>> Start
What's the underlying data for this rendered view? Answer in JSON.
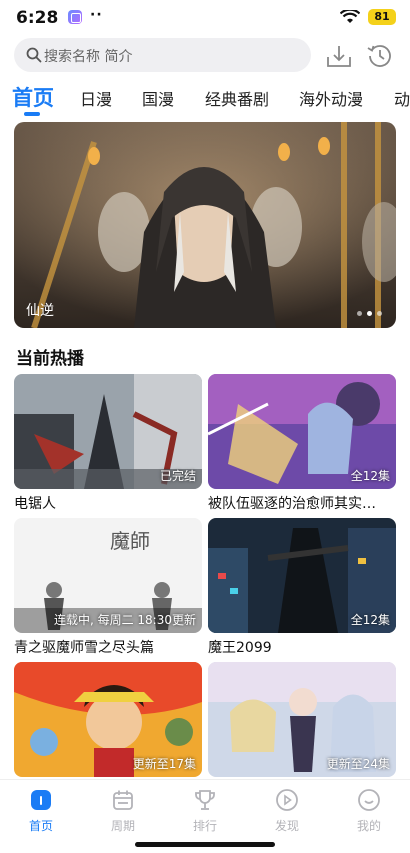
{
  "status": {
    "time": "6:28",
    "dots": "··",
    "battery": "81"
  },
  "search": {
    "placeholder": "搜索名称 简介"
  },
  "tabs": [
    "首页",
    "日漫",
    "国漫",
    "经典番剧",
    "海外动漫",
    "动"
  ],
  "banner": {
    "title": "仙逆"
  },
  "section": {
    "title": "当前热播"
  },
  "cards": [
    {
      "title": "电锯人",
      "badge": "已完结"
    },
    {
      "title": "被队伍驱逐的治愈师其实…",
      "badge": "全12集"
    },
    {
      "title": "青之驱魔师雪之尽头篇",
      "badge": "连载中, 每周二 18:30更新"
    },
    {
      "title": "魔王2099",
      "badge": "全12集"
    },
    {
      "title": "",
      "badge": "更新至17集"
    },
    {
      "title": "",
      "badge": "更新至24集"
    }
  ],
  "nav": [
    {
      "label": "首页",
      "icon": "home-icon"
    },
    {
      "label": "周期",
      "icon": "calendar-icon"
    },
    {
      "label": "排行",
      "icon": "trophy-icon"
    },
    {
      "label": "发现",
      "icon": "play-circle-icon"
    },
    {
      "label": "我的",
      "icon": "smile-icon"
    }
  ],
  "colors": {
    "accent": "#1a7cf5",
    "battery": "#f4d11a",
    "nav_inactive": "#b3b3b8"
  }
}
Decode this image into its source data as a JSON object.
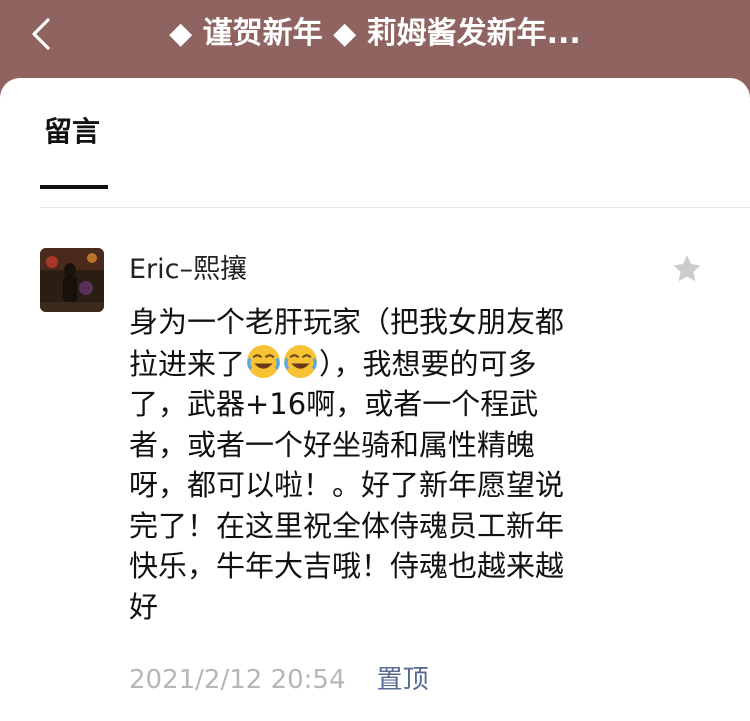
>> End
DESCRIPTION OF THE TASK: Transcribe the records above verbatim. Do not carry over any picture.

EXERCISE OUTPUT:
What's the underlying data for this rendered view? Answer in JSON.
{
  "status": {
    "time": "6:28",
    "dots": "··",
    "battery": "81"
  },
  "search": {
    "placeholder": "搜索名称 简介"
  },
  "tabs": [
    "首页",
    "日漫",
    "国漫",
    "经典番剧",
    "海外动漫",
    "动"
  ],
  "banner": {
    "title": "仙逆"
  },
  "section": {
    "title": "当前热播"
  },
  "cards": [
    {
      "title": "电锯人",
      "badge": "已完结"
    },
    {
      "title": "被队伍驱逐的治愈师其实…",
      "badge": "全12集"
    },
    {
      "title": "青之驱魔师雪之尽头篇",
      "badge": "连载中, 每周二 18:30更新"
    },
    {
      "title": "魔王2099",
      "badge": "全12集"
    },
    {
      "title": "",
      "badge": "更新至17集"
    },
    {
      "title": "",
      "badge": "更新至24集"
    }
  ],
  "nav": [
    {
      "label": "首页",
      "icon": "home-icon"
    },
    {
      "label": "周期",
      "icon": "calendar-icon"
    },
    {
      "label": "排行",
      "icon": "trophy-icon"
    },
    {
      "label": "发现",
      "icon": "play-circle-icon"
    },
    {
      "label": "我的",
      "icon": "smile-icon"
    }
  ],
  "colors": {
    "accent": "#1a7cf5",
    "battery": "#f4d11a",
    "nav_inactive": "#b3b3b8"
  }
}
Decode this image into its source data as a JSON object.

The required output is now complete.